====== Extracted records

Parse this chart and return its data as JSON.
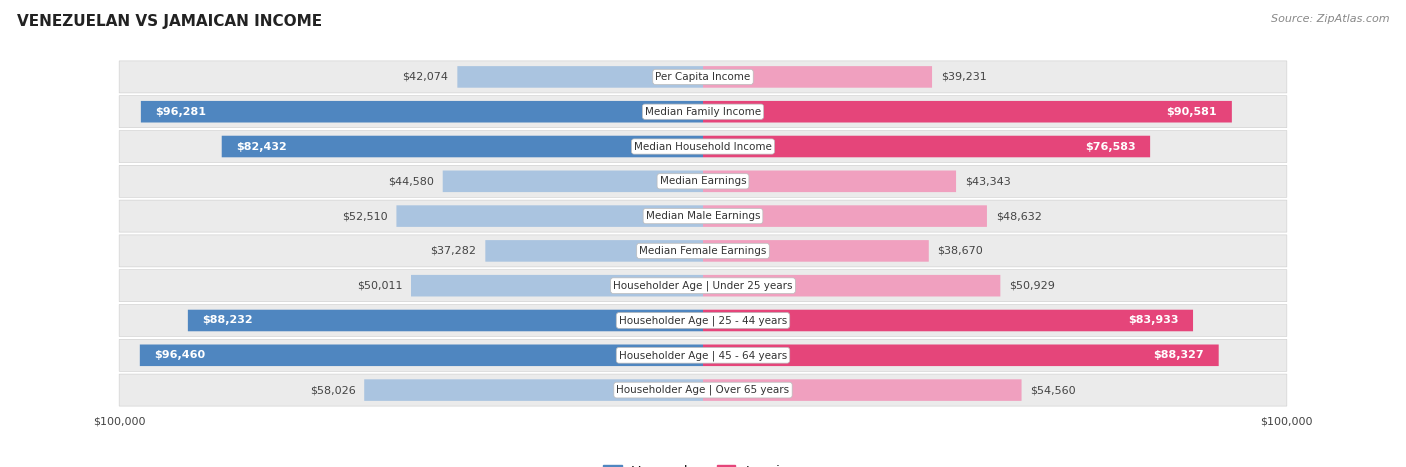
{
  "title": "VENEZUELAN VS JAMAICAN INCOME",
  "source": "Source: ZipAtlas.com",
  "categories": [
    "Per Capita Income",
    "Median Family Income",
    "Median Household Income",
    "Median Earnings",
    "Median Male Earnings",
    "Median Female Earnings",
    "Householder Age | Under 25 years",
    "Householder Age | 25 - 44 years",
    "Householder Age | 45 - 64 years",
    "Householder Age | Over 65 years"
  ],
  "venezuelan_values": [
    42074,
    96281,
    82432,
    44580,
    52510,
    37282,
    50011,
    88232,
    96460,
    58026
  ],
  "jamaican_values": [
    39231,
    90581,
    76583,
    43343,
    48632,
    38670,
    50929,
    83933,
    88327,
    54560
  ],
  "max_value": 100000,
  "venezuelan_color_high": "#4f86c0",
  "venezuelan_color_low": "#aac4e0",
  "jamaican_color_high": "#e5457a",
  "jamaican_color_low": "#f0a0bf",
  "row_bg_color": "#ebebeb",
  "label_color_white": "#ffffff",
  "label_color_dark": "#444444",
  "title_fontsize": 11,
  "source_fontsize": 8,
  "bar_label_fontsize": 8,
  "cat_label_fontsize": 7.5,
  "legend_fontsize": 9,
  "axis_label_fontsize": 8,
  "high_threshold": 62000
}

============
====== Extracted records

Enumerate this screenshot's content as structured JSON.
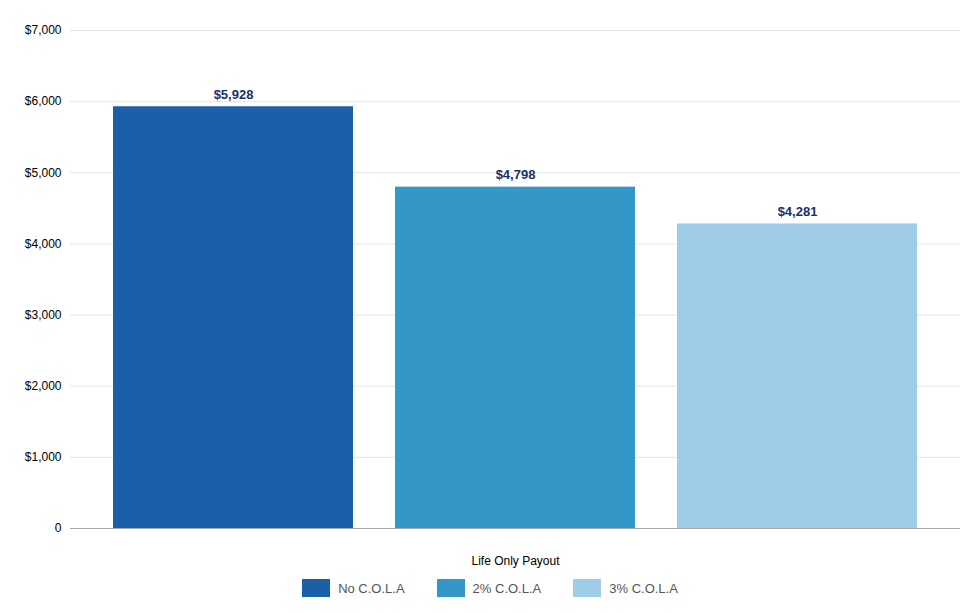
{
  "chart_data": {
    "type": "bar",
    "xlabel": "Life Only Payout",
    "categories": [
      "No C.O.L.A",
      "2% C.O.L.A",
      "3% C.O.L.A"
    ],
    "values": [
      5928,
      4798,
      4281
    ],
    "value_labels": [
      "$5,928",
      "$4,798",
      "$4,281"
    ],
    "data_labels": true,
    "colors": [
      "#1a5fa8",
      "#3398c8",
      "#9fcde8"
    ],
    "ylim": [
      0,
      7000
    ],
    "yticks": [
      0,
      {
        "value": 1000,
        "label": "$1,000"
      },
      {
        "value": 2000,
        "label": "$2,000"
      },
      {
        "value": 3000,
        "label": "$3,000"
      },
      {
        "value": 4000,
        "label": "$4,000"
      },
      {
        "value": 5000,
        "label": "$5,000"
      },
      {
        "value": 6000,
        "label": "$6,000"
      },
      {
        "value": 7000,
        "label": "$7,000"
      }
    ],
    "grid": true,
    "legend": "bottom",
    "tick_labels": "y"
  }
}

============

- _Stated problem_: Give only the number of lines above that hold the string "Median".

- _Response to the task_: 5